● Übungstext
Einen sehr ausführlichen Test des HP dv2 hat Golem.de veröffentlicht. Es wurde das HP Pavilion dv2-1050eg mit diskreter Grafikkarte getestet.
Wie erwartet ist das dv2 bei den Multimediainhalten schneller als ein Atom-Prozessor, allerdings bei kurzer Akkulaufzeit. Positiv fällt die größere Tastatur und das größere Display auf.
Das Display ist zwar relativ hell, aber spiegelt stark, so dass man es nicht für Außeneinsätze empfehlen kann. Das Gerät wird sehr warm, der Lüfter läuft, schnell an. Es ist Windows Vista installiert und man vermisst lt. Golem.de Hyperthreading und einen zweiten Kern.
Mehr gib’s bei Golem.de.
Nachdem Laptopmag.com letztens eine Preview zum HP dv2 veröffentlicht hat, ich berichtigte, folgte nun der Test.
Die Preview war vielversprechend. Großes 12 Zoll Display und der neue AMD Neo Prozessor. Doch wie schlägt sich das dv2 auf dem zweiten Blick?
Der neue AMD Neo Prozessor ist wie Intels Atoms mit 1,6 GHz getaktet aber deutlich schneller. Jedoch ist er immer noch deutlich langsamer als ein Premiumsubnotebook.

● Zu bearbeitende Aufgabe
Setze den Text über die Tests des HP dv2 im Anschluss an seinen letzten Satz fort.

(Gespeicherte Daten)

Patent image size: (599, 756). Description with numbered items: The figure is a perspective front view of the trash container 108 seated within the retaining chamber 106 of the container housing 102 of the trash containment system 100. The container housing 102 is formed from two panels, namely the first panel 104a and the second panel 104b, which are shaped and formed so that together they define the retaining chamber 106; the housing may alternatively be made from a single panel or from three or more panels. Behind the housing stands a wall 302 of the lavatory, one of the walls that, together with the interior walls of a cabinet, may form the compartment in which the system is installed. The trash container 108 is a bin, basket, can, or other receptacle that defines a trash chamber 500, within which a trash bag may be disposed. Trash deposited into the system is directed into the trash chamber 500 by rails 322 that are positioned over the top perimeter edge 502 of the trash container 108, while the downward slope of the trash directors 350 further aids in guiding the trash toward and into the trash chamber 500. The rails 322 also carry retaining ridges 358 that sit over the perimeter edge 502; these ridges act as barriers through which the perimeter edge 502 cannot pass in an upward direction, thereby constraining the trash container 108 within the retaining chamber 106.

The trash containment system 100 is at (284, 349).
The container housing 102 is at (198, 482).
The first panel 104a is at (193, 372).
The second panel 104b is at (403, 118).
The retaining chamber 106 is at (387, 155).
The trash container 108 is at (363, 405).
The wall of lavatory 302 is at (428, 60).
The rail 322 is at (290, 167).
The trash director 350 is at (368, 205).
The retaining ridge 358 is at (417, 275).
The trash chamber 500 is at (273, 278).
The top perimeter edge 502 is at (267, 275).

● Lösung
Die Grafikleistung ist ausreichend für HD-Wiedergabe, das dv2 soll später auch mit einem Blue Ray-Laufwerk erhältlich sein. Ältere Spiele sind spielbar, für neuere ist es zu langsam.
Die Leisungswerte überzeugen, leider die Akkuleistung nicht. Nur 2,5h sind für ein ultraportables System zu wenig. Außerdem wird es lt. Laptopmag.com deutlich zu heiß.
Der Rest ist schnell erzählt, schickes Design, gutes Display, gute Performance, angemessener Preis aber eingeschränkte Mobilität.
Das NC20 von Samsung bietet im Vergleich eine deutlich längere Akkulaufzeit, ist billiger aber hat auch ein dunkleres Display und ist langsamer.